- **WHAT YOU ARE ASKED TO DO**
Your task is to copy the listing exactly, with the pictures left out.

(Data records)

------------------------

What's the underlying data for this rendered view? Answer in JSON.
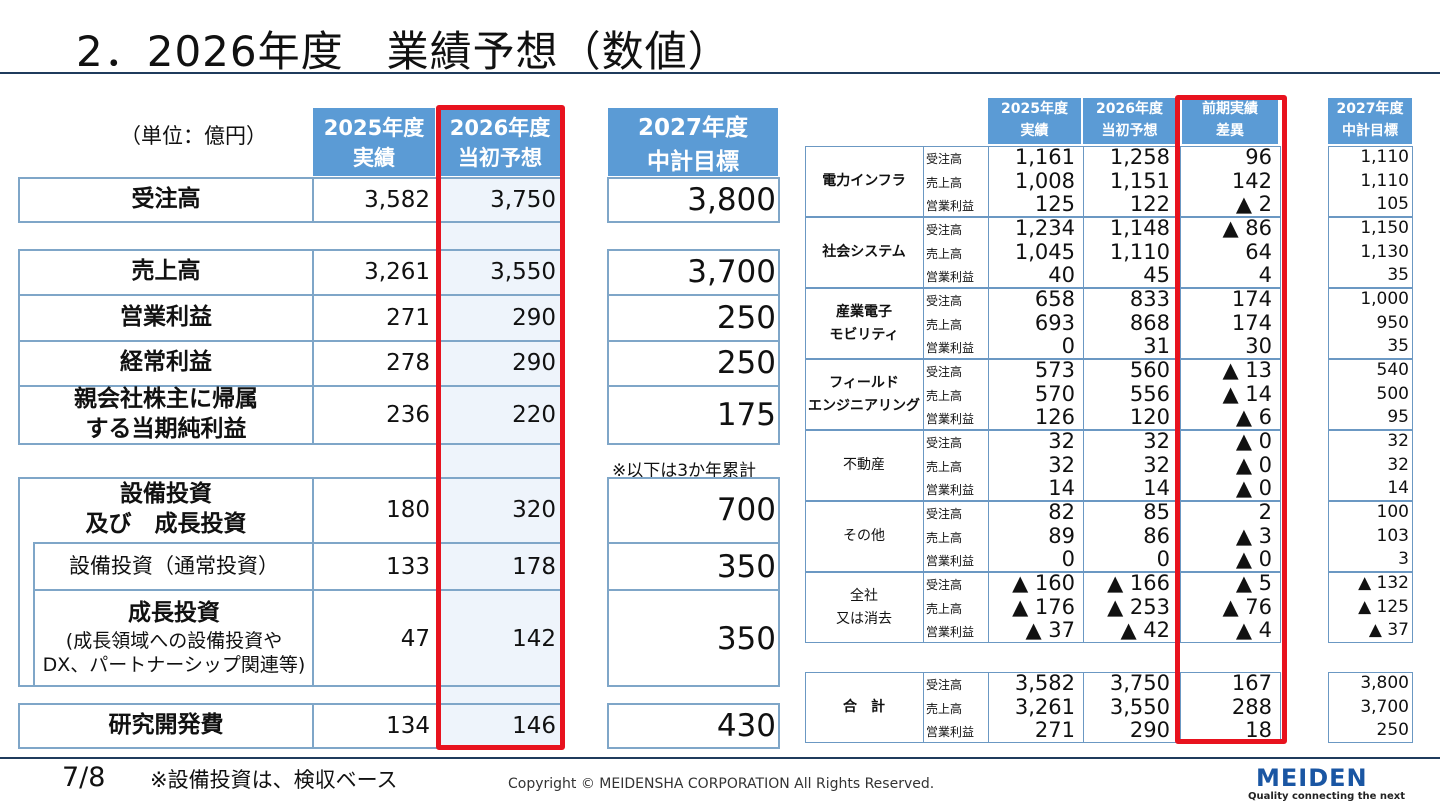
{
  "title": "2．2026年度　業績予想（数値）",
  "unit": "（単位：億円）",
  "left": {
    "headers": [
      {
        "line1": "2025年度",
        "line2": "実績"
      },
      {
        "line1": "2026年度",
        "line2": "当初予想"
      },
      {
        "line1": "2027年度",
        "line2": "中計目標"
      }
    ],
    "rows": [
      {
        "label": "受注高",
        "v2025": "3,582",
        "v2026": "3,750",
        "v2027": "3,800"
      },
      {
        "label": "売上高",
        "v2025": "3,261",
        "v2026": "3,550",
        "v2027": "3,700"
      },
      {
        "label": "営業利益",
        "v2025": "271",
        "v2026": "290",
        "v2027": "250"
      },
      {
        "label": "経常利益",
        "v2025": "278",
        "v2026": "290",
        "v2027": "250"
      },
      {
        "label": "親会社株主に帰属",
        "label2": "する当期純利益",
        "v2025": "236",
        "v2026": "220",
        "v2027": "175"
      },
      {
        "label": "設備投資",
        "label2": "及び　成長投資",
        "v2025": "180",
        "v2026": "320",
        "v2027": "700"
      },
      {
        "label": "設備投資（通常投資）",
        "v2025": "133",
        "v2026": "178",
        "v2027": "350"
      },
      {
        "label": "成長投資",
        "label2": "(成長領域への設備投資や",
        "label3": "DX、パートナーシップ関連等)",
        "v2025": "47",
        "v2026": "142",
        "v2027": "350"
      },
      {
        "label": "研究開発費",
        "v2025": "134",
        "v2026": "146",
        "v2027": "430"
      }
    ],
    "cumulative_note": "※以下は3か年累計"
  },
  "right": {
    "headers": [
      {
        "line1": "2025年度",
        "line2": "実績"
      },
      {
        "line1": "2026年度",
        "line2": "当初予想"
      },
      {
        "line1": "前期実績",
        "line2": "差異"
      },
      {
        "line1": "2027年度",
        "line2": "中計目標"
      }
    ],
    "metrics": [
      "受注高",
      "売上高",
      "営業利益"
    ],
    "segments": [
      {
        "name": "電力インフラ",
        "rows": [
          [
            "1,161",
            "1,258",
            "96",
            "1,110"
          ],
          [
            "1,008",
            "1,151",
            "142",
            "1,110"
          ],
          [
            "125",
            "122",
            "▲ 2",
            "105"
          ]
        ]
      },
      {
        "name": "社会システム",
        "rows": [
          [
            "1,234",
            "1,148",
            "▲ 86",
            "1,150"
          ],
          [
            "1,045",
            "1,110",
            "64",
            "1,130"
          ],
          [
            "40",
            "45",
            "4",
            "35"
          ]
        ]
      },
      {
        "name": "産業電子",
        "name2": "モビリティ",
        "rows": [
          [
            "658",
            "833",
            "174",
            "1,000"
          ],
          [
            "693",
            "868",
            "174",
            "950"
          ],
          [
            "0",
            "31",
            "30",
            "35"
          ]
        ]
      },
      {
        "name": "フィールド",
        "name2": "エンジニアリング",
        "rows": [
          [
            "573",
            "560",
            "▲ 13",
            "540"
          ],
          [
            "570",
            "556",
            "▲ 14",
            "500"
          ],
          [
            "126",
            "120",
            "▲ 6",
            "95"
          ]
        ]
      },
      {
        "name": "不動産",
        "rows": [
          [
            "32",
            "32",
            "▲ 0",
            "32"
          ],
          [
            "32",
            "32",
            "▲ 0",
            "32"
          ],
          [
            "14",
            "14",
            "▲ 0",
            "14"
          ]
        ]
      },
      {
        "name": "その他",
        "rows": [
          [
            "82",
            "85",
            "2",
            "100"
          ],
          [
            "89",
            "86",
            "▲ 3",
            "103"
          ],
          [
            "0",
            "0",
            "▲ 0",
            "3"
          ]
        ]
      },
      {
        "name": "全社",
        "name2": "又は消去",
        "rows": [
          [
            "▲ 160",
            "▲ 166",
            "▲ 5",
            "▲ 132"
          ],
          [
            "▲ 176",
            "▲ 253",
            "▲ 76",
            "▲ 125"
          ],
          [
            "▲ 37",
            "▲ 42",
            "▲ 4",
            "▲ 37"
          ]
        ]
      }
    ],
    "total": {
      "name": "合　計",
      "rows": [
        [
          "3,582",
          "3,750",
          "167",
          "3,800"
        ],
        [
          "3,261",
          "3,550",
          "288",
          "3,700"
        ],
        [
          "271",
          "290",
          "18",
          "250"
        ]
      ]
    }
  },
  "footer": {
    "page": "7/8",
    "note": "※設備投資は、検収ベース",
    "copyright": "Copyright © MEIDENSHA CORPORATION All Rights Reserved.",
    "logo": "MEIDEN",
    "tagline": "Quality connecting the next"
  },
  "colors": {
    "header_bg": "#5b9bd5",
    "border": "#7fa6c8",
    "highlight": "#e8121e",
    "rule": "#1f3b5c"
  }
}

------------------------

- **EXERCISE RESPONSE**
What's the underlying data for this rendered view? Answer in JSON.
{
  "title": "2．2026年度　業績予想（数値）",
  "unit": "（単位：億円）",
  "left": {
    "headers": [
      {
        "line1": "2025年度",
        "line2": "実績"
      },
      {
        "line1": "2026年度",
        "line2": "当初予想"
      },
      {
        "line1": "2027年度",
        "line2": "中計目標"
      }
    ],
    "rows": [
      {
        "label": "受注高",
        "v2025": "3,582",
        "v2026": "3,750",
        "v2027": "3,800"
      },
      {
        "label": "売上高",
        "v2025": "3,261",
        "v2026": "3,550",
        "v2027": "3,700"
      },
      {
        "label": "営業利益",
        "v2025": "271",
        "v2026": "290",
        "v2027": "250"
      },
      {
        "label": "経常利益",
        "v2025": "278",
        "v2026": "290",
        "v2027": "250"
      },
      {
        "label": "親会社株主に帰属",
        "label2": "する当期純利益",
        "v2025": "236",
        "v2026": "220",
        "v2027": "175"
      },
      {
        "label": "設備投資",
        "label2": "及び　成長投資",
        "v2025": "180",
        "v2026": "320",
        "v2027": "700"
      },
      {
        "label": "設備投資（通常投資）",
        "v2025": "133",
        "v2026": "178",
        "v2027": "350"
      },
      {
        "label": "成長投資",
        "label2": "(成長領域への設備投資や",
        "label3": "DX、パートナーシップ関連等)",
        "v2025": "47",
        "v2026": "142",
        "v2027": "350"
      },
      {
        "label": "研究開発費",
        "v2025": "134",
        "v2026": "146",
        "v2027": "430"
      }
    ],
    "cumulative_note": "※以下は3か年累計"
  },
  "right": {
    "headers": [
      {
        "line1": "2025年度",
        "line2": "実績"
      },
      {
        "line1": "2026年度",
        "line2": "当初予想"
      },
      {
        "line1": "前期実績",
        "line2": "差異"
      },
      {
        "line1": "2027年度",
        "line2": "中計目標"
      }
    ],
    "metrics": [
      "受注高",
      "売上高",
      "営業利益"
    ],
    "segments": [
      {
        "name": "電力インフラ",
        "rows": [
          [
            "1,161",
            "1,258",
            "96",
            "1,110"
          ],
          [
            "1,008",
            "1,151",
            "142",
            "1,110"
          ],
          [
            "125",
            "122",
            "▲ 2",
            "105"
          ]
        ]
      },
      {
        "name": "社会システム",
        "rows": [
          [
            "1,234",
            "1,148",
            "▲ 86",
            "1,150"
          ],
          [
            "1,045",
            "1,110",
            "64",
            "1,130"
          ],
          [
            "40",
            "45",
            "4",
            "35"
          ]
        ]
      },
      {
        "name": "産業電子",
        "name2": "モビリティ",
        "rows": [
          [
            "658",
            "833",
            "174",
            "1,000"
          ],
          [
            "693",
            "868",
            "174",
            "950"
          ],
          [
            "0",
            "31",
            "30",
            "35"
          ]
        ]
      },
      {
        "name": "フィールド",
        "name2": "エンジニアリング",
        "rows": [
          [
            "573",
            "560",
            "▲ 13",
            "540"
          ],
          [
            "570",
            "556",
            "▲ 14",
            "500"
          ],
          [
            "126",
            "120",
            "▲ 6",
            "95"
          ]
        ]
      },
      {
        "name": "不動産",
        "rows": [
          [
            "32",
            "32",
            "▲ 0",
            "32"
          ],
          [
            "32",
            "32",
            "▲ 0",
            "32"
          ],
          [
            "14",
            "14",
            "▲ 0",
            "14"
          ]
        ]
      },
      {
        "name": "その他",
        "rows": [
          [
            "82",
            "85",
            "2",
            "100"
          ],
          [
            "89",
            "86",
            "▲ 3",
            "103"
          ],
          [
            "0",
            "0",
            "▲ 0",
            "3"
          ]
        ]
      },
      {
        "name": "全社",
        "name2": "又は消去",
        "rows": [
          [
            "▲ 160",
            "▲ 166",
            "▲ 5",
            "▲ 132"
          ],
          [
            "▲ 176",
            "▲ 253",
            "▲ 76",
            "▲ 125"
          ],
          [
            "▲ 37",
            "▲ 42",
            "▲ 4",
            "▲ 37"
          ]
        ]
      }
    ],
    "total": {
      "name": "合　計",
      "rows": [
        [
          "3,582",
          "3,750",
          "167",
          "3,800"
        ],
        [
          "3,261",
          "3,550",
          "288",
          "3,700"
        ],
        [
          "271",
          "290",
          "18",
          "250"
        ]
      ]
    }
  },
  "footer": {
    "page": "7/8",
    "note": "※設備投資は、検収ベース",
    "copyright": "Copyright © MEIDENSHA CORPORATION All Rights Reserved.",
    "logo": "MEIDEN",
    "tagline": "Quality connecting the next"
  },
  "colors": {
    "header_bg": "#5b9bd5",
    "border": "#7fa6c8",
    "highlight": "#e8121e",
    "rule": "#1f3b5c"
  }
}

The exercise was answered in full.